* Start RECORDS SUPPLIED *

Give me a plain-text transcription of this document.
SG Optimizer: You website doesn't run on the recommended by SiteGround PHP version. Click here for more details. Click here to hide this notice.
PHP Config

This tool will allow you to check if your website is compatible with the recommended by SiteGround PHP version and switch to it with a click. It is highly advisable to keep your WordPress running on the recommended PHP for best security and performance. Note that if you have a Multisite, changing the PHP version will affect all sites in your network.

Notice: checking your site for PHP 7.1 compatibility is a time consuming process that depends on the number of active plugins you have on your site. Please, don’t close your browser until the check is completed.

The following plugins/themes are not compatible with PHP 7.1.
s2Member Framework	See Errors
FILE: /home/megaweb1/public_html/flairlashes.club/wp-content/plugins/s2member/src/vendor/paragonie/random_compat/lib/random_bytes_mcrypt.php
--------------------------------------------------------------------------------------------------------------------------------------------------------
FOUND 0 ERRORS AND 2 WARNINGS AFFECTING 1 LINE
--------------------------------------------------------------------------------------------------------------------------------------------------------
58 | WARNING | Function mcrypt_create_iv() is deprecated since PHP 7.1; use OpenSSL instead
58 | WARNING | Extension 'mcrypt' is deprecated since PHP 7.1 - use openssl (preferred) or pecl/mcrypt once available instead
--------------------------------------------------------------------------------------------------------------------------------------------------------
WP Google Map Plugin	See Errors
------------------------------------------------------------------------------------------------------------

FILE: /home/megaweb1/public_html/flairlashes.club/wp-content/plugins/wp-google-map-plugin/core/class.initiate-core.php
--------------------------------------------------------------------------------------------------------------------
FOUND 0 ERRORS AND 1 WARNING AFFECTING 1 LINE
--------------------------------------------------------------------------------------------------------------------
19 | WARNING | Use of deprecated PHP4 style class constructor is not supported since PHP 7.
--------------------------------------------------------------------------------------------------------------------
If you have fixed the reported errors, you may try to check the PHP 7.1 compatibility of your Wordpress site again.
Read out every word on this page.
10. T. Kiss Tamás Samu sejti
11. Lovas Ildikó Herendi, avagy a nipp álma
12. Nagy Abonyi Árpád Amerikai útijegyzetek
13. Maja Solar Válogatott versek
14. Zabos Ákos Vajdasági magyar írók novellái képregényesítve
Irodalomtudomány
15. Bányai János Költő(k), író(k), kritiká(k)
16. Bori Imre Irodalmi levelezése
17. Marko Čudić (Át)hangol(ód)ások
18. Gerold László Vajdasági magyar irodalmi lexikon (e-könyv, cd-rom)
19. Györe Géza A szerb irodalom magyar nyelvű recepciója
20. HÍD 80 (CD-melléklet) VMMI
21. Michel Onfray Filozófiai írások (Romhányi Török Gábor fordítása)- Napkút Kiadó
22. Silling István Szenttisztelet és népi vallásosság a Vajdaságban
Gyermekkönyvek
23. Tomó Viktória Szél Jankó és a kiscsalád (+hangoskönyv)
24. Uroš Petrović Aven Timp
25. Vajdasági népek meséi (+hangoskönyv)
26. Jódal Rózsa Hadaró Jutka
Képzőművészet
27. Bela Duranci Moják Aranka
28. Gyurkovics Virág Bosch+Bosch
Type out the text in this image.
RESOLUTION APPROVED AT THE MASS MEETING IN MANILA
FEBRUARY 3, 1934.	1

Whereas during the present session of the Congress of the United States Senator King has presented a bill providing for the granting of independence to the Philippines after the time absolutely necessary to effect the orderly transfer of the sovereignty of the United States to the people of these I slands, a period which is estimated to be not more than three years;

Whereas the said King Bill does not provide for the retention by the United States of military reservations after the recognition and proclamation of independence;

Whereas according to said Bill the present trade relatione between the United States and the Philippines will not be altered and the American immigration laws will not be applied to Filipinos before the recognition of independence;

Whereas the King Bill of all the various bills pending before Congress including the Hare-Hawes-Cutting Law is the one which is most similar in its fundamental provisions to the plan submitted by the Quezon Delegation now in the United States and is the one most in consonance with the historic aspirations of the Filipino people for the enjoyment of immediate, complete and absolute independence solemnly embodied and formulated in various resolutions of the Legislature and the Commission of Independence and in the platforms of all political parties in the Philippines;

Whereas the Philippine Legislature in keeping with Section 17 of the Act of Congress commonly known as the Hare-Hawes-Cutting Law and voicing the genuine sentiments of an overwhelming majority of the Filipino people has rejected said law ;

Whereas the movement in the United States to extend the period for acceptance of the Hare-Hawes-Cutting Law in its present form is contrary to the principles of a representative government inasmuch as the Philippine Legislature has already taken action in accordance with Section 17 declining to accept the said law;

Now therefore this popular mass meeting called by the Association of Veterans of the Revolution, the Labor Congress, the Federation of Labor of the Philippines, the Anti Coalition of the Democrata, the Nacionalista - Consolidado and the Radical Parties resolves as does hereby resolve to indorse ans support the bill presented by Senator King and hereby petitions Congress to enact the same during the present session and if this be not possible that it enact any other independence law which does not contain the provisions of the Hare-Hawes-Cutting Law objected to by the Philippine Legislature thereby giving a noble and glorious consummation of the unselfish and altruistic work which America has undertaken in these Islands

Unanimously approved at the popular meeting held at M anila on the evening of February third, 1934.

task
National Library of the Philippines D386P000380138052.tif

* End RECORDS SUPPLIED *

Your task is to transcribe the material exactly.

• **FULL OUTPUT**
Give me a plain-text transcription of this document.
SG Optimizer: You website doesn't run on the recommended by SiteGround PHP version. Click here for more details. Click here to hide this notice.
PHP Config

This tool will allow you to check if your website is compatible with the recommended by SiteGround PHP version and switch to it with a click. It is highly advisable to keep your WordPress running on the recommended PHP for best security and performance. Note that if you have a Multisite, changing the PHP version will affect all sites in your network.

Notice: checking your site for PHP 7.1 compatibility is a time consuming process that depends on the number of active plugins you have on your site. Please, don’t close your browser until the check is completed.

The following plugins/themes are not compatible with PHP 7.1.
s2Member Framework	See Errors
FILE: /home/megaweb1/public_html/flairlashes.club/wp-content/plugins/s2member/src/vendor/paragonie/random_compat/lib/random_bytes_mcrypt.php
--------------------------------------------------------------------------------------------------------------------------------------------------------
FOUND 0 ERRORS AND 2 WARNINGS AFFECTING 1 LINE
--------------------------------------------------------------------------------------------------------------------------------------------------------
58 | WARNING | Function mcrypt_create_iv() is deprecated since PHP 7.1; use OpenSSL instead
58 | WARNING | Extension 'mcrypt' is deprecated since PHP 7.1 - use openssl (preferred) or pecl/mcrypt once available instead
--------------------------------------------------------------------------------------------------------------------------------------------------------
WP Google Map Plugin	See Errors
------------------------------------------------------------------------------------------------------------

FILE: /home/megaweb1/public_html/flairlashes.club/wp-content/plugins/wp-google-map-plugin/core/class.initiate-core.php
--------------------------------------------------------------------------------------------------------------------
FOUND 0 ERRORS AND 1 WARNING AFFECTING 1 LINE
--------------------------------------------------------------------------------------------------------------------
19 | WARNING | Use of deprecated PHP4 style class constructor is not supported since PHP 7.
--------------------------------------------------------------------------------------------------------------------
If you have fixed the reported errors, you may try to check the PHP 7.1 compatibility of your Wordpress site again.
Read out every word on this page.
10. T. Kiss Tamás Samu sejti
11. Lovas Ildikó Herendi, avagy a nipp álma
12. Nagy Abonyi Árpád Amerikai útijegyzetek
13. Maja Solar Válogatott versek
14. Zabos Ákos Vajdasági magyar írók novellái képregényesítve
Irodalomtudomány
15. Bányai János Költő(k), író(k), kritiká(k)
16. Bori Imre Irodalmi levelezése
17. Marko Čudić (Át)hangol(ód)ások
18. Gerold László Vajdasági magyar irodalmi lexikon (e-könyv, cd-rom)
19. Györe Géza A szerb irodalom magyar nyelvű recepciója
20. HÍD 80 (CD-melléklet) VMMI
21. Michel Onfray Filozófiai írások (Romhányi Török Gábor fordítása)- Napkút Kiadó
22. Silling István Szenttisztelet és népi vallásosság a Vajdaságban
Gyermekkönyvek
23. Tomó Viktória Szél Jankó és a kiscsalád (+hangoskönyv)
24. Uroš Petrović Aven Timp
25. Vajdasági népek meséi (+hangoskönyv)
26. Jódal Rózsa Hadaró Jutka
Képzőművészet
27. Bela Duranci Moják Aranka
28. Gyurkovics Virág Bosch+Bosch
Type out the text in this image.
RESOLUTION APPROVED AT THE MASS MEETING IN MANILA
FEBRUARY 3, 1934.	1

Whereas during the present session of the Congress of the United States Senator King has presented a bill providing for the granting of independence to the Philippines after the time absolutely necessary to effect the orderly transfer of the sovereignty of the United States to the people of these I slands, a period which is estimated to be not more than three years;

Whereas the said King Bill does not provide for the retention by the United States of military reservations after the recognition and proclamation of independence;

Whereas according to said Bill the present trade relatione between the United States and the Philippines will not be altered and the American immigration laws will not be applied to Filipinos before the recognition of independence;

Whereas the King Bill of all the various bills pending before Congress including the Hare-Hawes-Cutting Law is the one which is most similar in its fundamental provisions to the plan submitted by the Quezon Delegation now in the United States and is the one most in consonance with the historic aspirations of the Filipino people for the enjoyment of immediate, complete and absolute independence solemnly embodied and formulated in various resolutions of the Legislature and the Commission of Independence and in the platforms of all political parties in the Philippines;

Whereas the Philippine Legislature in keeping with Section 17 of the Act of Congress commonly known as the Hare-Hawes-Cutting Law and voicing the genuine sentiments of an overwhelming majority of the Filipino people has rejected said law ;

Whereas the movement in the United States to extend the period for acceptance of the Hare-Hawes-Cutting Law in its present form is contrary to the principles of a representative government inasmuch as the Philippine Legislature has already taken action in accordance with Section 17 declining to accept the said law;

Now therefore this popular mass meeting called by the Association of Veterans of the Revolution, the Labor Congress, the Federation of Labor of the Philippines, the Anti Coalition of the Democrata, the Nacionalista - Consolidado and the Radical Parties resolves as does hereby resolve to indorse ans support the bill presented by Senator King and hereby petitions Congress to enact the same during the present session and if this be not possible that it enact any other independence law which does not contain the provisions of the Hare-Hawes-Cutting Law objected to by the Philippine Legislature thereby giving a noble and glorious consummation of the unselfish and altruistic work which America has undertaken in these Islands

Unanimously approved at the popular meeting held at M anila on the evening of February third, 1934.

task
National Library of the Philippines D386P000380138052.tif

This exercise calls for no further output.